- Exercise objective -
Carry none of the pictures over; write out the complete data exactly.

- Data records -
■ ■ ■

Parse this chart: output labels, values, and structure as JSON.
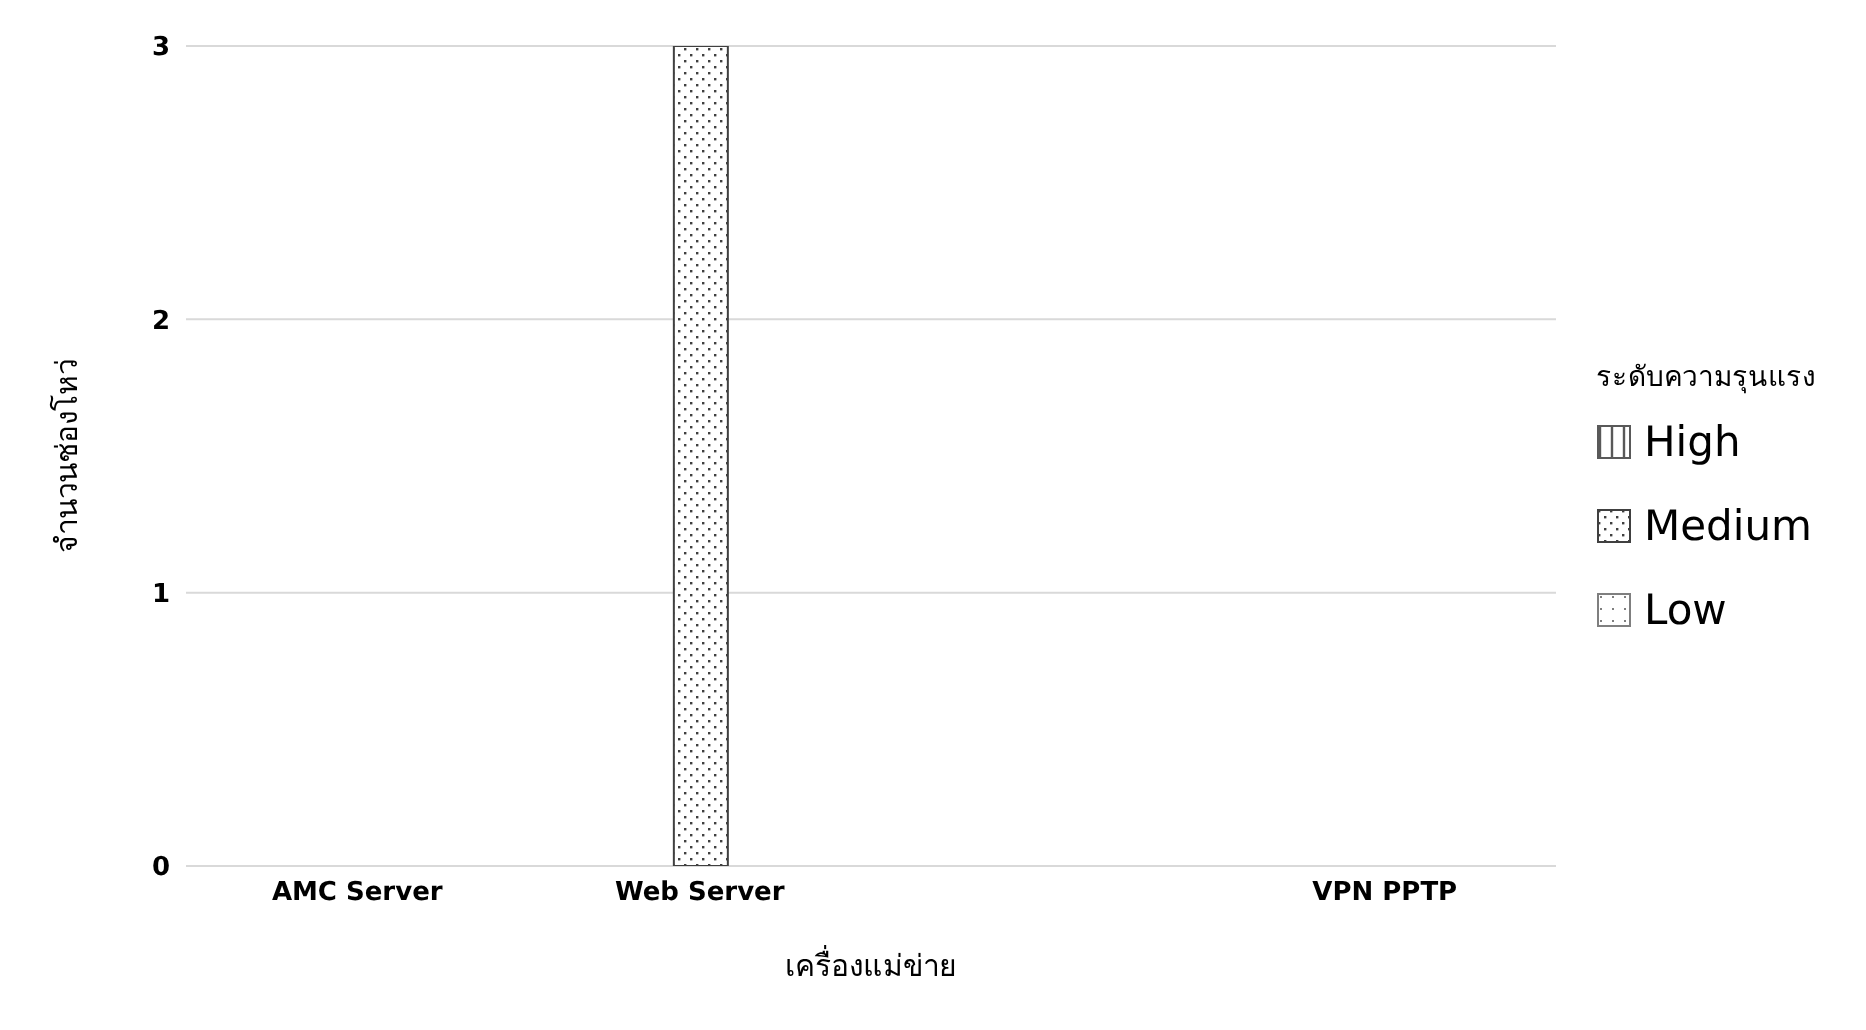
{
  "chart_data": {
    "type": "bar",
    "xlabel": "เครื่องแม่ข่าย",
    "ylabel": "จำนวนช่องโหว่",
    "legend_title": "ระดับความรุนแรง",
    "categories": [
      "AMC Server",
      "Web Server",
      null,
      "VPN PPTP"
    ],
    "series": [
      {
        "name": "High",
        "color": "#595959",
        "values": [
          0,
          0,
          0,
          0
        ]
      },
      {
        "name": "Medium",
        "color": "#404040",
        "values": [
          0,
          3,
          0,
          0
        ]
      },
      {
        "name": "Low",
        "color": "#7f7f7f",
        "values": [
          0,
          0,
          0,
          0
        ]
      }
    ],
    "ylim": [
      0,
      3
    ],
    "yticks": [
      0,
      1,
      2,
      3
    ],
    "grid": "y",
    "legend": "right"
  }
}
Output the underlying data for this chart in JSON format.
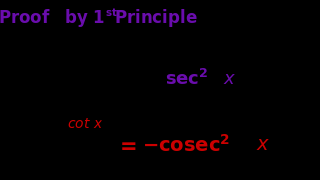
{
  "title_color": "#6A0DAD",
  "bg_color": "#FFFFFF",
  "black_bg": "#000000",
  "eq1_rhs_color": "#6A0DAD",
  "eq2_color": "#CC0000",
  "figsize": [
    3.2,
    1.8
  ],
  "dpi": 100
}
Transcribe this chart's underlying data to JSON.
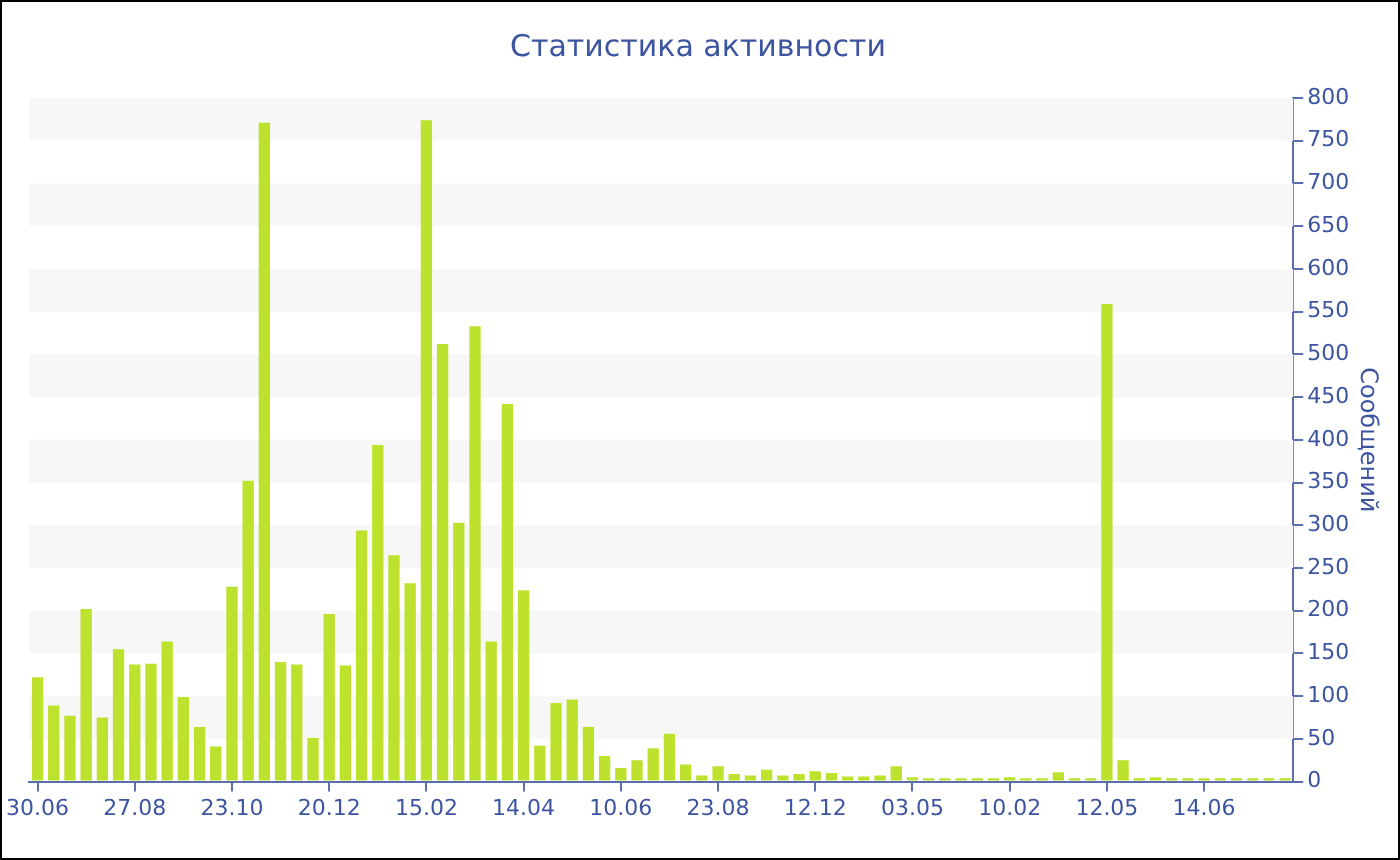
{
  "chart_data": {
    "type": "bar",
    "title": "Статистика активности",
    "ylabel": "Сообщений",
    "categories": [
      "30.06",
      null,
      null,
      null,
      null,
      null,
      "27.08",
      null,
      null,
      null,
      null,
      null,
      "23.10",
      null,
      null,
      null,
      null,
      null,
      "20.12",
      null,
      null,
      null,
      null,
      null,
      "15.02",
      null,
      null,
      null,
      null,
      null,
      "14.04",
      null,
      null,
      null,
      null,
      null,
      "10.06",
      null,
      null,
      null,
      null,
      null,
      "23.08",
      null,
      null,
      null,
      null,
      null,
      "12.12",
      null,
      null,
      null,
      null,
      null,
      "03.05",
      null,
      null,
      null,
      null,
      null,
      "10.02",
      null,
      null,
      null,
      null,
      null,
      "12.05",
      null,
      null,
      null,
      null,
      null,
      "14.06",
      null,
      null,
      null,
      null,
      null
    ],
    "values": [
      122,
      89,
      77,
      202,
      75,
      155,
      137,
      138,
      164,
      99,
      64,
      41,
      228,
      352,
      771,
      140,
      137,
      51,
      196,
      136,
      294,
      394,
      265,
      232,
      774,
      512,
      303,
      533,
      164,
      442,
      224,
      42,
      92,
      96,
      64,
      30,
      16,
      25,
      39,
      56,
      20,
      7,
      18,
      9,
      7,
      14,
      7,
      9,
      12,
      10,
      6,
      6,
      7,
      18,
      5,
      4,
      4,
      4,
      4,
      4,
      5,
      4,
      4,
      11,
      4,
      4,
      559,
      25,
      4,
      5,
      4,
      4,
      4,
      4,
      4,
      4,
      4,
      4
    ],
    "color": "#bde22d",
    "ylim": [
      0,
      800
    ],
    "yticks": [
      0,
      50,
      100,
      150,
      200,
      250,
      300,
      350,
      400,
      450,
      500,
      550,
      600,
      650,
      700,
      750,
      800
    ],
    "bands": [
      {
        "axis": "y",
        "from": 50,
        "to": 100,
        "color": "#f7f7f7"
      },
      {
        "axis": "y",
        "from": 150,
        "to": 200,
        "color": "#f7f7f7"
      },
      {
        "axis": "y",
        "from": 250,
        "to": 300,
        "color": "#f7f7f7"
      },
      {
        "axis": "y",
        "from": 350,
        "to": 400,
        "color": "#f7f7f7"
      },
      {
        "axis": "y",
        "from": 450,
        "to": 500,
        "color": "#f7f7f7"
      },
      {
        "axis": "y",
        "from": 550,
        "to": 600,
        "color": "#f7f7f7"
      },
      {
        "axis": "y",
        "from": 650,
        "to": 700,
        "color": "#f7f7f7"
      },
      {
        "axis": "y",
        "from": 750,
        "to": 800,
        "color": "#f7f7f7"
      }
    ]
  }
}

■ ■ ■

- Exercise answer -
Parse this chart: output labels, values, and structure as JSON.
{
  "chart_data": {
    "type": "bar",
    "xlabel": "เครื่องแม่ข่าย",
    "ylabel": "จำนวนช่องโหว่",
    "legend_title": "ระดับความรุนแรง",
    "categories": [
      "AMC Server",
      "Web Server",
      null,
      "VPN PPTP"
    ],
    "series": [
      {
        "name": "High",
        "color": "#595959",
        "values": [
          0,
          0,
          0,
          0
        ]
      },
      {
        "name": "Medium",
        "color": "#404040",
        "values": [
          0,
          3,
          0,
          0
        ]
      },
      {
        "name": "Low",
        "color": "#7f7f7f",
        "values": [
          0,
          0,
          0,
          0
        ]
      }
    ],
    "ylim": [
      0,
      3
    ],
    "yticks": [
      0,
      1,
      2,
      3
    ],
    "grid": "y",
    "legend": "right"
  }
}
Output the underlying data for this chart in JSON format.
{
  "title_color": "#6A0DAD",
  "bg_color": "#FFFFFF",
  "black_bg": "#000000",
  "eq1_rhs_color": "#6A0DAD",
  "eq2_color": "#CC0000",
  "figsize": [
    3.2,
    1.8
  ],
  "dpi": 100
}
Transcribe this chart's underlying data to JSON.
{
  "chart_data": {
    "type": "bar",
    "title": "Статистика активности",
    "ylabel": "Сообщений",
    "categories": [
      "30.06",
      null,
      null,
      null,
      null,
      null,
      "27.08",
      null,
      null,
      null,
      null,
      null,
      "23.10",
      null,
      null,
      null,
      null,
      null,
      "20.12",
      null,
      null,
      null,
      null,
      null,
      "15.02",
      null,
      null,
      null,
      null,
      null,
      "14.04",
      null,
      null,
      null,
      null,
      null,
      "10.06",
      null,
      null,
      null,
      null,
      null,
      "23.08",
      null,
      null,
      null,
      null,
      null,
      "12.12",
      null,
      null,
      null,
      null,
      null,
      "03.05",
      null,
      null,
      null,
      null,
      null,
      "10.02",
      null,
      null,
      null,
      null,
      null,
      "12.05",
      null,
      null,
      null,
      null,
      null,
      "14.06",
      null,
      null,
      null,
      null,
      null
    ],
    "values": [
      122,
      89,
      77,
      202,
      75,
      155,
      137,
      138,
      164,
      99,
      64,
      41,
      228,
      352,
      771,
      140,
      137,
      51,
      196,
      136,
      294,
      394,
      265,
      232,
      774,
      512,
      303,
      533,
      164,
      442,
      224,
      42,
      92,
      96,
      64,
      30,
      16,
      25,
      39,
      56,
      20,
      7,
      18,
      9,
      7,
      14,
      7,
      9,
      12,
      10,
      6,
      6,
      7,
      18,
      5,
      4,
      4,
      4,
      4,
      4,
      5,
      4,
      4,
      11,
      4,
      4,
      559,
      25,
      4,
      5,
      4,
      4,
      4,
      4,
      4,
      4,
      4,
      4
    ],
    "color": "#bde22d",
    "ylim": [
      0,
      800
    ],
    "yticks": [
      0,
      50,
      100,
      150,
      200,
      250,
      300,
      350,
      400,
      450,
      500,
      550,
      600,
      650,
      700,
      750,
      800
    ],
    "bands": [
      {
        "axis": "y",
        "from": 50,
        "to": 100,
        "color": "#f7f7f7"
      },
      {
        "axis": "y",
        "from": 150,
        "to": 200,
        "color": "#f7f7f7"
      },
      {
        "axis": "y",
        "from": 250,
        "to": 300,
        "color": "#f7f7f7"
      },
      {
        "axis": "y",
        "from": 350,
        "to": 400,
        "color": "#f7f7f7"
      },
      {
        "axis": "y",
        "from": 450,
        "to": 500,
        "color": "#f7f7f7"
      },
      {
        "axis": "y",
        "from": 550,
        "to": 600,
        "color": "#f7f7f7"
      },
      {
        "axis": "y",
        "from": 650,
        "to": 700,
        "color": "#f7f7f7"
      },
      {
        "axis": "y",
        "from": 750,
        "to": 800,
        "color": "#f7f7f7"
      }
    ]
  }
}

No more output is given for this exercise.